GIVEN EXERCISE: Filter this material down to the lines that hold "Audience", copying each one.

BEGIN MATERIAL PROVIDED

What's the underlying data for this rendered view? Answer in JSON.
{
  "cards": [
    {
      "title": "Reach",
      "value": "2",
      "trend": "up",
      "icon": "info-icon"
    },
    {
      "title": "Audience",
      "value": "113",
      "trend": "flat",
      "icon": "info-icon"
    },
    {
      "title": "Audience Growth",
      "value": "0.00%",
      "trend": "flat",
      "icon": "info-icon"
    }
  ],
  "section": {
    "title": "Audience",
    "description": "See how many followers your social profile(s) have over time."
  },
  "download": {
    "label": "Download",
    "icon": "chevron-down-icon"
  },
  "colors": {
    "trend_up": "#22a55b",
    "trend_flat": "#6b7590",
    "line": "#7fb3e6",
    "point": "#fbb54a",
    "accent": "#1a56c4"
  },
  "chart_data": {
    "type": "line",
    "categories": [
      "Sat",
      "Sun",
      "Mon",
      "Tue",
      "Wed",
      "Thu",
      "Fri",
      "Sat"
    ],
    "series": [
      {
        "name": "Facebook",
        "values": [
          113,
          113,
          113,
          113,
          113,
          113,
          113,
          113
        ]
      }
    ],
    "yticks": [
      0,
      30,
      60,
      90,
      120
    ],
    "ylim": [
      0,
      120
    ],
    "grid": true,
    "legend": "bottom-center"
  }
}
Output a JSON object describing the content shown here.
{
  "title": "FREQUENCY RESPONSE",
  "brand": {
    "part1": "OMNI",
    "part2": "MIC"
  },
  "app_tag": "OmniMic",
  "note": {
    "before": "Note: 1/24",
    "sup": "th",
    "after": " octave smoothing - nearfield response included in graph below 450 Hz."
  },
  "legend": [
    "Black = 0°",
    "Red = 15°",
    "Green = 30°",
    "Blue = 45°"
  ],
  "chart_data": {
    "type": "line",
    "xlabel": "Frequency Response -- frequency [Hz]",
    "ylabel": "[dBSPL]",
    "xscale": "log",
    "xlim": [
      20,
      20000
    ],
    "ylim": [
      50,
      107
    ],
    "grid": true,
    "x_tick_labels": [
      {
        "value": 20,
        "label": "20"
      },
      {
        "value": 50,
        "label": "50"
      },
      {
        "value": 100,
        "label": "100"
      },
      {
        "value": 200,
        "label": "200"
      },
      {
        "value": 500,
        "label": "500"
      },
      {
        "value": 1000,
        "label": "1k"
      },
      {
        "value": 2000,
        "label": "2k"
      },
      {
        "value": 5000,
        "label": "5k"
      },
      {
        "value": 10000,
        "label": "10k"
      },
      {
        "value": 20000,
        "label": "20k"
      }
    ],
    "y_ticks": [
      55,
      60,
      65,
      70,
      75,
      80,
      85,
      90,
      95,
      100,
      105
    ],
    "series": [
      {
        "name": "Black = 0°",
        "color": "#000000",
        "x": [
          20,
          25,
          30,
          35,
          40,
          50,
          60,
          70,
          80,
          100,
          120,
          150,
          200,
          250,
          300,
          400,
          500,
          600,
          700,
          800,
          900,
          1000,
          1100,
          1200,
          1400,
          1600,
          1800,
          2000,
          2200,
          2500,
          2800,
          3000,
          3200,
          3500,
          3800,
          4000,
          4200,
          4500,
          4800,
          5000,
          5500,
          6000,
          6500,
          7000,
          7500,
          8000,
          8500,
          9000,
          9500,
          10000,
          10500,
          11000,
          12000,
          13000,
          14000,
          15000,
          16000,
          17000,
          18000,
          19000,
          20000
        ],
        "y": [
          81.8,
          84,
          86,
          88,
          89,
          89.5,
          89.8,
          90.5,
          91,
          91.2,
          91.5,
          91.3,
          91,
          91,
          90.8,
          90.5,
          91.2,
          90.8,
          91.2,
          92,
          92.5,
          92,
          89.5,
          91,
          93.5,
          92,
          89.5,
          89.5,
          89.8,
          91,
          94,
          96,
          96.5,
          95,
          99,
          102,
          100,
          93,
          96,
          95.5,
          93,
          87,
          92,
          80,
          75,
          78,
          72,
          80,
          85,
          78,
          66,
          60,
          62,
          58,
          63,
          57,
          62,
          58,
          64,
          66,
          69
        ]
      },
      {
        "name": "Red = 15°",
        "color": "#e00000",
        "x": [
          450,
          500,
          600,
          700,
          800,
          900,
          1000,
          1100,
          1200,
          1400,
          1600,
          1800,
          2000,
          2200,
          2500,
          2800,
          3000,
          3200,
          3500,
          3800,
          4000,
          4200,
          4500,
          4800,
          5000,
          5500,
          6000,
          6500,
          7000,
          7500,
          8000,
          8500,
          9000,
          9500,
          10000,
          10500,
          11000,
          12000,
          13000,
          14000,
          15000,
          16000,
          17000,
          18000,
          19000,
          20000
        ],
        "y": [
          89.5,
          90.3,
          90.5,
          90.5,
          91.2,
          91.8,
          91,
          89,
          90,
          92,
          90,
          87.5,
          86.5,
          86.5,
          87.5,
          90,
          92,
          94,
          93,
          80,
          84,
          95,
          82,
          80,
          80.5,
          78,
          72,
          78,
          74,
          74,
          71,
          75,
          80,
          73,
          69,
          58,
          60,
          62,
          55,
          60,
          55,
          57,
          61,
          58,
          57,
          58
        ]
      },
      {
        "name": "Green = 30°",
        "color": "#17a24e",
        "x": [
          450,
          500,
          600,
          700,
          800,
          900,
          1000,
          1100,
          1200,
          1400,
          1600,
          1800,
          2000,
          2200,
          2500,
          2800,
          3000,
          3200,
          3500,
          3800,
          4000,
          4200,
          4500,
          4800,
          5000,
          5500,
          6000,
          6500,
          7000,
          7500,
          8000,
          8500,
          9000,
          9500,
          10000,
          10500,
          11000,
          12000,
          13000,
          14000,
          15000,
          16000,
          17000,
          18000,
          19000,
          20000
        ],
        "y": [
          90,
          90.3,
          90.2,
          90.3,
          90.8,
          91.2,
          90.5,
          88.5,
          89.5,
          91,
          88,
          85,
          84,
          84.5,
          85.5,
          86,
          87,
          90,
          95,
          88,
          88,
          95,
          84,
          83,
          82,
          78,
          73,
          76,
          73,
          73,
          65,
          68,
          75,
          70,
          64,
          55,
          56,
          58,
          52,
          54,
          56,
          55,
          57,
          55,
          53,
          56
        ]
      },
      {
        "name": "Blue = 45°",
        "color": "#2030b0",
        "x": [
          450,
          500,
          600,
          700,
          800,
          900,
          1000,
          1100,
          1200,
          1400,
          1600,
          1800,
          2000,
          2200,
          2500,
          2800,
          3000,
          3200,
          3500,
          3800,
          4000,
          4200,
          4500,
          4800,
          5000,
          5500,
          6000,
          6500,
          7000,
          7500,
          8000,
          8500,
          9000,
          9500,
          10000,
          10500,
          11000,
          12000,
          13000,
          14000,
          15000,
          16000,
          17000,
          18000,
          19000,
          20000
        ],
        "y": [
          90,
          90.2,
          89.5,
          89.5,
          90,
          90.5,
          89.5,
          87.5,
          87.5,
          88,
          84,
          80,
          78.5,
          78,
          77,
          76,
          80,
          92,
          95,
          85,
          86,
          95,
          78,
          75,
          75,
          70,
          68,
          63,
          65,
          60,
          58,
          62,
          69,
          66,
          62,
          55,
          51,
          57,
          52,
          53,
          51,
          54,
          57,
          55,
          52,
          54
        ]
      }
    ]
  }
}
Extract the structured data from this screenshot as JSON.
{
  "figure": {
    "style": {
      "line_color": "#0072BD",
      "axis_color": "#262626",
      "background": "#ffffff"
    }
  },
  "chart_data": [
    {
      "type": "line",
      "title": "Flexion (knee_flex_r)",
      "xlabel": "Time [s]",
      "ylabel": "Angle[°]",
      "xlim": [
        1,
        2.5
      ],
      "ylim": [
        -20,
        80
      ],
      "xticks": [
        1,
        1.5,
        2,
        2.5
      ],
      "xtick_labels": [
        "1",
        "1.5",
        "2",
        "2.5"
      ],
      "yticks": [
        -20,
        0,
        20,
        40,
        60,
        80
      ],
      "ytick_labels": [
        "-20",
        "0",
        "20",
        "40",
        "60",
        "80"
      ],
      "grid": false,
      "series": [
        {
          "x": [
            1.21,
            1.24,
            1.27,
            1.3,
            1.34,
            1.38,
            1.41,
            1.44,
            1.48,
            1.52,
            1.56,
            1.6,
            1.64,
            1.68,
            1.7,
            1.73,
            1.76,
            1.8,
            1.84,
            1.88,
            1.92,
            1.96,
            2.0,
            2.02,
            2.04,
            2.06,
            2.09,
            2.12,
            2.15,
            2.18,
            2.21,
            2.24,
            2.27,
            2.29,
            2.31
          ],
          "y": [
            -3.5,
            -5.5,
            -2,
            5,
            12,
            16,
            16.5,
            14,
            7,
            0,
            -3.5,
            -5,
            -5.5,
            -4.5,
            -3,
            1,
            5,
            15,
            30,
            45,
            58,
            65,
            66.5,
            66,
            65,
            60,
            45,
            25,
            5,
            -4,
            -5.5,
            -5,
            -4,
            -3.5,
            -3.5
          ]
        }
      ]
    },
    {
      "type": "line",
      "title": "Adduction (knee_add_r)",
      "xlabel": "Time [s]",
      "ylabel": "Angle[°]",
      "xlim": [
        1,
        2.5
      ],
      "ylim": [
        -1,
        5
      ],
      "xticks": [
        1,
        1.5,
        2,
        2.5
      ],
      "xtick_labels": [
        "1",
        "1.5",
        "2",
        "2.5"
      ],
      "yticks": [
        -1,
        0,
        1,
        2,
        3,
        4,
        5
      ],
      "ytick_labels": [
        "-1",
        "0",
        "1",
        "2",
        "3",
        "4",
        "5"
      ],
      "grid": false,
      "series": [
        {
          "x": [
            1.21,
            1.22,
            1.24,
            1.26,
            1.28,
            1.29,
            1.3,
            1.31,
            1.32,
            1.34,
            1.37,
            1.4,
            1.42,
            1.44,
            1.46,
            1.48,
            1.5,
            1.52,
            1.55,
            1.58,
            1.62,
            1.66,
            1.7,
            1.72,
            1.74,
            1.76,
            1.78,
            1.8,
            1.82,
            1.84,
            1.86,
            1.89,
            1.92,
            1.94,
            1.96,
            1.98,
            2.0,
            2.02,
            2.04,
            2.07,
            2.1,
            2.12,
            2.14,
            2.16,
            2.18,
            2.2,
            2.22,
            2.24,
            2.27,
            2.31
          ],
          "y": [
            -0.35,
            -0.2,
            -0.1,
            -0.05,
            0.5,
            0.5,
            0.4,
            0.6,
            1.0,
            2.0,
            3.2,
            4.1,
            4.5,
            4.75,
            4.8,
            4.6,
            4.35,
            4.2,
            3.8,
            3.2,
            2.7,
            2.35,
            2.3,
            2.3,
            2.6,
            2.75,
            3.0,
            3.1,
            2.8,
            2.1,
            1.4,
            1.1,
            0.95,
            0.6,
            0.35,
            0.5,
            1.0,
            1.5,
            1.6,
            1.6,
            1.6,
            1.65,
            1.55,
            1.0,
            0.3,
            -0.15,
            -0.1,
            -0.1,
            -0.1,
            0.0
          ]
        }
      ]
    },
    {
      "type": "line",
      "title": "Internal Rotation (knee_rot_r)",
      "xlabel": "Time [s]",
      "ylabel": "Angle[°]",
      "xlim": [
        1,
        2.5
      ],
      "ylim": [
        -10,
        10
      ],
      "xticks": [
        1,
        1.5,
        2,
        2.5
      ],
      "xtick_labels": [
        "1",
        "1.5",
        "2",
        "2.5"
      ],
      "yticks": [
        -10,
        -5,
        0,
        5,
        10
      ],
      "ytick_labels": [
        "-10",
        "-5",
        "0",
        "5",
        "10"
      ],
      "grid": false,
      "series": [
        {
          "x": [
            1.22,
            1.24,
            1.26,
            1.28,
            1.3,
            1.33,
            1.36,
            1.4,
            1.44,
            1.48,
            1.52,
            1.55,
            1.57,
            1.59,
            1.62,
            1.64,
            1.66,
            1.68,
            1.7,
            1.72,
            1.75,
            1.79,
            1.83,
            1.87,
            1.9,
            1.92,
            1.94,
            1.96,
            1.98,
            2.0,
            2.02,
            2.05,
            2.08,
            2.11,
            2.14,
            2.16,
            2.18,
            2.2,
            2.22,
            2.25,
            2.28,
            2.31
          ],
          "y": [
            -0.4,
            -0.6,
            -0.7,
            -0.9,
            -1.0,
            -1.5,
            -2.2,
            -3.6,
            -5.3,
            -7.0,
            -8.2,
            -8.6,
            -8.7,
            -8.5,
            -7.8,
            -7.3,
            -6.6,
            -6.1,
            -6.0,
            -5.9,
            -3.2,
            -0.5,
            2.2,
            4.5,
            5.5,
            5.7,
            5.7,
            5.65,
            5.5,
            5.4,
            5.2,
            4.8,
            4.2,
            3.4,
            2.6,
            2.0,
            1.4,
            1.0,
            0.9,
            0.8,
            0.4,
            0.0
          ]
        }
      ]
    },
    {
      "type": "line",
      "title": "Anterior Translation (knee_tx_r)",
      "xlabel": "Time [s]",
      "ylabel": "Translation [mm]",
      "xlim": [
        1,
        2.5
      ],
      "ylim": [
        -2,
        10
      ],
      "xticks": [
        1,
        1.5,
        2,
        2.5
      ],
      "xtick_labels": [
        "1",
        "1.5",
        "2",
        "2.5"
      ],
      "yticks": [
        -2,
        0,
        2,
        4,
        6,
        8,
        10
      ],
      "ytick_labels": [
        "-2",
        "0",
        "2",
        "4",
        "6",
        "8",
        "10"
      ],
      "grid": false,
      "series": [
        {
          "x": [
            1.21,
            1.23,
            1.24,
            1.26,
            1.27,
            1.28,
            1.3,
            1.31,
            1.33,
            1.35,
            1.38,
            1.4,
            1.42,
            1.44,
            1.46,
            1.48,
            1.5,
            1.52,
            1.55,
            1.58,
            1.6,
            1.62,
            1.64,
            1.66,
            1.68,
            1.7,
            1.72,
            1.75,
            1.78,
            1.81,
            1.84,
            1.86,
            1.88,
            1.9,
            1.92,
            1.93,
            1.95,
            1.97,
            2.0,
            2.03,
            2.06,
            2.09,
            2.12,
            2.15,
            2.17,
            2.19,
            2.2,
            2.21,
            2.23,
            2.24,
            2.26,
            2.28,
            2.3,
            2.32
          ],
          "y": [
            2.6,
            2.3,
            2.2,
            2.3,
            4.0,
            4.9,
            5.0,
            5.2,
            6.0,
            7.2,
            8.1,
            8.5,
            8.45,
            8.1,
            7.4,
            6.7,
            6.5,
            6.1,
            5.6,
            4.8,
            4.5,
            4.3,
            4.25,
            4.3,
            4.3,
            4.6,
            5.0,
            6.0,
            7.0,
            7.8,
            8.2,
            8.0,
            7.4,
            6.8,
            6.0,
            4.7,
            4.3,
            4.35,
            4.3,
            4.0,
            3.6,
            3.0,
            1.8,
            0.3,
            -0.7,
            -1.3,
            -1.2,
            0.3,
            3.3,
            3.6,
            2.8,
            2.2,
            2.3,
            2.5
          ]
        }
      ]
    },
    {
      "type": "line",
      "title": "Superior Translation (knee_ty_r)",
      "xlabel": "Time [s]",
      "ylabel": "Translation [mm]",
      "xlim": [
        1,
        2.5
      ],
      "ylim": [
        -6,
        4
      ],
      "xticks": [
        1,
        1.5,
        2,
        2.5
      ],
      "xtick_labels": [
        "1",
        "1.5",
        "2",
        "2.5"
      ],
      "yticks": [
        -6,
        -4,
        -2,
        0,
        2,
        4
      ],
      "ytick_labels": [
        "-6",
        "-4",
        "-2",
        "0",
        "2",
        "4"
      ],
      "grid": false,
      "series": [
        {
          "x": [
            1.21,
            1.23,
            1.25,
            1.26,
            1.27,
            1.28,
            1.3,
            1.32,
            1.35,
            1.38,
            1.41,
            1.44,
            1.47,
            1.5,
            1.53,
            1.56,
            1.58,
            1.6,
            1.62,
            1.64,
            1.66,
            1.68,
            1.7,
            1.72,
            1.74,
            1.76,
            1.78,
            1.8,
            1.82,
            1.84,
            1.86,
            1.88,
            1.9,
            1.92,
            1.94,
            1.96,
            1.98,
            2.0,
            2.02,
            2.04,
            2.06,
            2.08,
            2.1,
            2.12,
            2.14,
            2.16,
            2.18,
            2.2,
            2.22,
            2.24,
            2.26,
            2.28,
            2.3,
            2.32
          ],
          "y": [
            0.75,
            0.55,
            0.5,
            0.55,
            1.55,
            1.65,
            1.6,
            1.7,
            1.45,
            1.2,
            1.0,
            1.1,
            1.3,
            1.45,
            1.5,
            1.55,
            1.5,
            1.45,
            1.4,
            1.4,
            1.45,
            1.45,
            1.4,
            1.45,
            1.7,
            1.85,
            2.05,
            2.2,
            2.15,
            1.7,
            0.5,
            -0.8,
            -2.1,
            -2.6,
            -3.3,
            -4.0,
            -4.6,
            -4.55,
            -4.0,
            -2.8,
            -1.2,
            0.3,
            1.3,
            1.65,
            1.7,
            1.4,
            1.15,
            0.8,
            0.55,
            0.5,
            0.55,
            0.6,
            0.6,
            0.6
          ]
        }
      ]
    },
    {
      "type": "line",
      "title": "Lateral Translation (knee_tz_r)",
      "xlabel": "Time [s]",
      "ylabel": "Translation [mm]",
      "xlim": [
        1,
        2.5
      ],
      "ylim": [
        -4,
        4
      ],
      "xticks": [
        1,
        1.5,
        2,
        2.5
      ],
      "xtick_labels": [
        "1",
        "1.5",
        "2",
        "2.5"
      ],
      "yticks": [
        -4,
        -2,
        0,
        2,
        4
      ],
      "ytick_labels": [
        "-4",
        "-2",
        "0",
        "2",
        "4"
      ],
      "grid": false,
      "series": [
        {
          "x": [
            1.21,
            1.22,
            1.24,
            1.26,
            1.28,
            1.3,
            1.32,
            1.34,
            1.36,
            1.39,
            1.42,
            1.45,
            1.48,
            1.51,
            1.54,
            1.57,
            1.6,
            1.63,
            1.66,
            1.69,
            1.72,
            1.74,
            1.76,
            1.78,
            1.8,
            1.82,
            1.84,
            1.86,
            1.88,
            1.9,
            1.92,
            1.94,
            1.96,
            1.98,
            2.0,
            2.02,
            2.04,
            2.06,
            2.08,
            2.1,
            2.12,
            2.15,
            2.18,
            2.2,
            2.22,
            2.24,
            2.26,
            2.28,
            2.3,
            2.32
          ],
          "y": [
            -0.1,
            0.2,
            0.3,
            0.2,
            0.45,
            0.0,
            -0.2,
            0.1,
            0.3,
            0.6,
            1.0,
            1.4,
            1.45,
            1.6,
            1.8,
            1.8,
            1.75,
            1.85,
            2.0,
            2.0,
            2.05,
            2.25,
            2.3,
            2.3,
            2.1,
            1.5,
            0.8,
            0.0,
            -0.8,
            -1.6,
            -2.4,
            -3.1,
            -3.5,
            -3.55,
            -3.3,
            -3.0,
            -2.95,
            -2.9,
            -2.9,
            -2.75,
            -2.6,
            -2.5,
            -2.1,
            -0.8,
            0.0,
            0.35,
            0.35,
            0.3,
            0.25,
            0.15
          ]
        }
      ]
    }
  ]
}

END MATERIAL PROVIDED

ANSWER TO THE PROBLEM:
      "title": "Audience",
      "title": "Audience Growth",
    "title": "Audience",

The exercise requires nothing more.